**AIM OF THE EXERCISE:** Pick out each line containing the string "name".

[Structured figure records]
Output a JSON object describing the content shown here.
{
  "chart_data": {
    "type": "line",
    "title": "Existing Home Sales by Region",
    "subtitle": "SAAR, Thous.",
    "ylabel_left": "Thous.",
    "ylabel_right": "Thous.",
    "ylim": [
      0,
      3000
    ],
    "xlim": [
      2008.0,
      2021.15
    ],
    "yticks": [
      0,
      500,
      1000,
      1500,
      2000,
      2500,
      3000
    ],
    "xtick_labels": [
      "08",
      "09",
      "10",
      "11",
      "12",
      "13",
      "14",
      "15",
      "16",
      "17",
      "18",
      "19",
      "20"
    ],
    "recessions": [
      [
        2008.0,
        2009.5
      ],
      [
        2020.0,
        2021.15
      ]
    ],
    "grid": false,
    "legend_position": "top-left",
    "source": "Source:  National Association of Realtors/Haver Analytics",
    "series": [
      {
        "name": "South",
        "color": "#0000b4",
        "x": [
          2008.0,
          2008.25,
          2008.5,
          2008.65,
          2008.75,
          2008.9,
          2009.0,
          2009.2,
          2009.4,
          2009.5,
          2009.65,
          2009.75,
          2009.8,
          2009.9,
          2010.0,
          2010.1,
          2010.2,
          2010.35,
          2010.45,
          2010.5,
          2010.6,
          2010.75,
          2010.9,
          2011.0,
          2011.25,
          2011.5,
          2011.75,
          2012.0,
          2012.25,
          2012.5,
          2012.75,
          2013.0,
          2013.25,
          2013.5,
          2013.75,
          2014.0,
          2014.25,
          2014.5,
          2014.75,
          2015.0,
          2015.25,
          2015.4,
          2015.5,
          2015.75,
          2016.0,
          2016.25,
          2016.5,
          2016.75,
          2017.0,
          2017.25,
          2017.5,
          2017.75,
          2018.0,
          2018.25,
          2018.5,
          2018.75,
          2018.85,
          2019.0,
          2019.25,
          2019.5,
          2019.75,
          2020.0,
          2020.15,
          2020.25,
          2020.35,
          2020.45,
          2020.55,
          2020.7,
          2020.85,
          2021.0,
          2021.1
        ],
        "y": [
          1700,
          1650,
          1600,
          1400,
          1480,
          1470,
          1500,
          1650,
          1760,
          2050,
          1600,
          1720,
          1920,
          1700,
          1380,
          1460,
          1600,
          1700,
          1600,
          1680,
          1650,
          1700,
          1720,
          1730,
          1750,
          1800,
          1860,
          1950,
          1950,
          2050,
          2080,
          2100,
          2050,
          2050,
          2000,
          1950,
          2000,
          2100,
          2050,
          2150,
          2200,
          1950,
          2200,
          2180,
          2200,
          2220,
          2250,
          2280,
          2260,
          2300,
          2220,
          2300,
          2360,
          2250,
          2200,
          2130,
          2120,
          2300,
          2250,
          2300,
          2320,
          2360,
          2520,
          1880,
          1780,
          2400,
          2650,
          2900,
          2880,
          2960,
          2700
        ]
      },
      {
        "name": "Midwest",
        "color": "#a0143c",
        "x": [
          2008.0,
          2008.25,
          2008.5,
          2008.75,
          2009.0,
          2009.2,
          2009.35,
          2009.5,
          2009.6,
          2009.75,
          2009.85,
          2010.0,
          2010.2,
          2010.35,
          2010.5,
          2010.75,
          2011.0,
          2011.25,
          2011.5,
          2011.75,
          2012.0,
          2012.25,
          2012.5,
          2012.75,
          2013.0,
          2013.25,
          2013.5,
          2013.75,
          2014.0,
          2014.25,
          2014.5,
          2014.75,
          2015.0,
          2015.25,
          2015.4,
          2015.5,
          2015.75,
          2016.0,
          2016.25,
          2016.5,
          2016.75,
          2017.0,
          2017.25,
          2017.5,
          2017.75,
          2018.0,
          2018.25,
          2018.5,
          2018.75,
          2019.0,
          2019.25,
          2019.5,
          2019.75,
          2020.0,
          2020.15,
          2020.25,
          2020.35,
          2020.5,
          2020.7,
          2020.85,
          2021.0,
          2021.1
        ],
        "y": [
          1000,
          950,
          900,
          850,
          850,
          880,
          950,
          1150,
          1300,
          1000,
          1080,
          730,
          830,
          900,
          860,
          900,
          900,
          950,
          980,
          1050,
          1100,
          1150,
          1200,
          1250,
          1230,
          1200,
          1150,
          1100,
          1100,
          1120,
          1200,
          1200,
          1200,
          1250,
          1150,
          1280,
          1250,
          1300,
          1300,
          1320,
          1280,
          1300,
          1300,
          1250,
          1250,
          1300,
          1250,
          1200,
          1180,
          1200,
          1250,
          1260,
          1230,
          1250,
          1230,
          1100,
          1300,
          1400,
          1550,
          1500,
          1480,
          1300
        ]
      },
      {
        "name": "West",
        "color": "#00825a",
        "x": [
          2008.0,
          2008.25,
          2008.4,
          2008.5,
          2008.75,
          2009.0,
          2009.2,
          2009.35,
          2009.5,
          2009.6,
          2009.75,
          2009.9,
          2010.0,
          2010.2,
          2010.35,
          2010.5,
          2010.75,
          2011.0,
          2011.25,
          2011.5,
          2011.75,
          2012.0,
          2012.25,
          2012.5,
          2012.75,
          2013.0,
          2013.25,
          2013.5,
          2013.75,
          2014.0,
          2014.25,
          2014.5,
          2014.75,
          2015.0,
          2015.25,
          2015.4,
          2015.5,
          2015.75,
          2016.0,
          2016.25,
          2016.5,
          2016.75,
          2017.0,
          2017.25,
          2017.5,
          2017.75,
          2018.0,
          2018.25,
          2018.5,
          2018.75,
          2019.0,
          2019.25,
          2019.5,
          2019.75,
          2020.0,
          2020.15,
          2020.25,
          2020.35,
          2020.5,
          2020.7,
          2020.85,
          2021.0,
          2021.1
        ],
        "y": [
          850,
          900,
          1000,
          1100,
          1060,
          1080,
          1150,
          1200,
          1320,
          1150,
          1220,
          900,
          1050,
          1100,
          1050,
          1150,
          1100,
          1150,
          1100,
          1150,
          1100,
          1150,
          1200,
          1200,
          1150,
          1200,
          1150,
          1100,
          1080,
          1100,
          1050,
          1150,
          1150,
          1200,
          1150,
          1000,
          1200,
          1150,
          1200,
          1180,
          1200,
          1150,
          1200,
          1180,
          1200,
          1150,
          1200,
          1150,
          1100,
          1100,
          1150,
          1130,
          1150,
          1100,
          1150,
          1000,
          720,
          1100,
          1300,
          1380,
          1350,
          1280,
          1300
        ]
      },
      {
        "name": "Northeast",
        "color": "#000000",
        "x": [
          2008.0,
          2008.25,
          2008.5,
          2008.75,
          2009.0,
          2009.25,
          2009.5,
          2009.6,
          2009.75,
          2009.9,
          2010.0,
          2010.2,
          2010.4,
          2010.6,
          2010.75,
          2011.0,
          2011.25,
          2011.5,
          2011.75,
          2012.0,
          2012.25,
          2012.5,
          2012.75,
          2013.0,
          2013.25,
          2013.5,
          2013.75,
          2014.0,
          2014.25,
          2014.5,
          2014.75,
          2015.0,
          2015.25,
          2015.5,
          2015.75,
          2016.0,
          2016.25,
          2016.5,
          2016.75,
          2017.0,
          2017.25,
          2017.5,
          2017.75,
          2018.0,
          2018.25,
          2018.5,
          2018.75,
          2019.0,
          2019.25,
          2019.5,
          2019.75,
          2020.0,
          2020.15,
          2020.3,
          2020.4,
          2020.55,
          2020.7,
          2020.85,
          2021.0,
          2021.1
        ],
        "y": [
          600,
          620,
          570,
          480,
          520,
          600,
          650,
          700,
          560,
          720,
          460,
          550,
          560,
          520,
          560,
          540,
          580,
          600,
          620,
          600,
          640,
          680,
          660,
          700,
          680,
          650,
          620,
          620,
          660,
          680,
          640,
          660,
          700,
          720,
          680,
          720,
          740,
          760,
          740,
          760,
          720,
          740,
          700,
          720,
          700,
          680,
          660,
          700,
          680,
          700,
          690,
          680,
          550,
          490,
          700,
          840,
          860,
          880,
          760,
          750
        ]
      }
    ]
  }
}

**ANSWER FOR THE TASK:**
        "name": "South",
        "name": "Midwest",
        "name": "West",
        "name": "Northeast",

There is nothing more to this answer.